--- Start of Input data ---

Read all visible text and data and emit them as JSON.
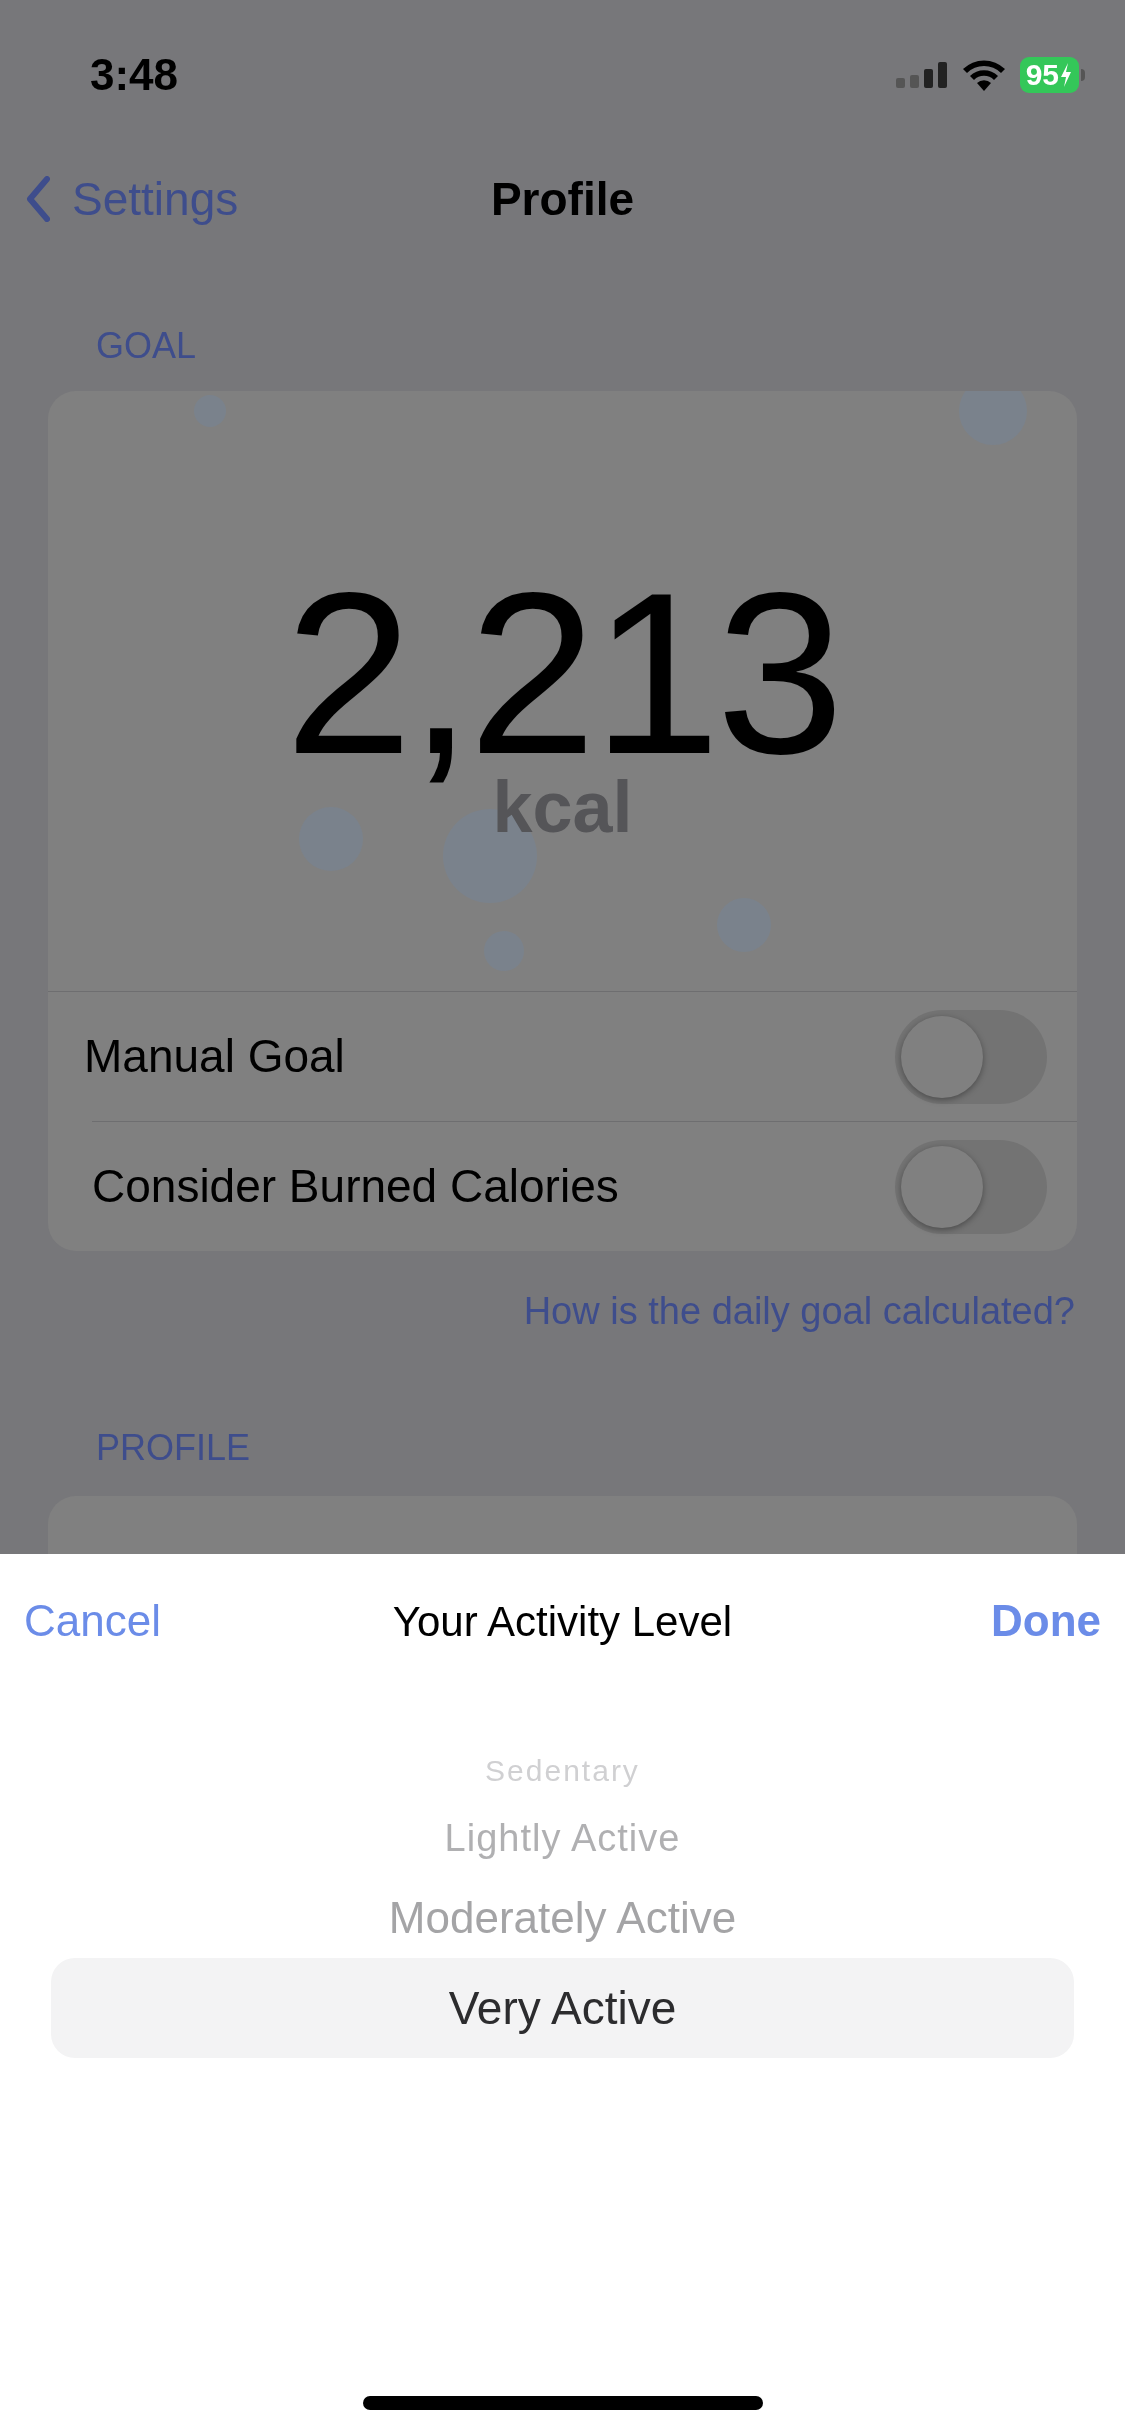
{
  "status_bar": {
    "time": "3:48",
    "battery": "95"
  },
  "nav": {
    "back": "Settings",
    "title": "Profile"
  },
  "goal": {
    "header": "GOAL",
    "value": "2,213",
    "unit": "kcal",
    "toggles": [
      {
        "label": "Manual Goal",
        "on": false
      },
      {
        "label": "Consider Burned Calories",
        "on": false
      }
    ],
    "link": "How is the daily goal calculated?"
  },
  "profile": {
    "header": "PROFILE"
  },
  "sheet": {
    "cancel": "Cancel",
    "title": "Your Activity Level",
    "done": "Done",
    "options": [
      {
        "label": "Sedentary",
        "selected": false
      },
      {
        "label": "Lightly Active",
        "selected": false
      },
      {
        "label": "Moderately Active",
        "selected": false
      },
      {
        "label": "Very Active",
        "selected": true
      }
    ]
  }
}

--- End of Input data ---

*Requirements*
Without the pictures, output the full listing exactly as it stands.

*Response to the exercise*
Read all visible text and data and emit them as JSON.
{
  "status_bar": {
    "time": "3:48",
    "battery": "95"
  },
  "nav": {
    "back": "Settings",
    "title": "Profile"
  },
  "goal": {
    "header": "GOAL",
    "value": "2,213",
    "unit": "kcal",
    "toggles": [
      {
        "label": "Manual Goal",
        "on": false
      },
      {
        "label": "Consider Burned Calories",
        "on": false
      }
    ],
    "link": "How is the daily goal calculated?"
  },
  "profile": {
    "header": "PROFILE"
  },
  "sheet": {
    "cancel": "Cancel",
    "title": "Your Activity Level",
    "done": "Done",
    "options": [
      {
        "label": "Sedentary",
        "selected": false
      },
      {
        "label": "Lightly Active",
        "selected": false
      },
      {
        "label": "Moderately Active",
        "selected": false
      },
      {
        "label": "Very Active",
        "selected": true
      }
    ]
  }
}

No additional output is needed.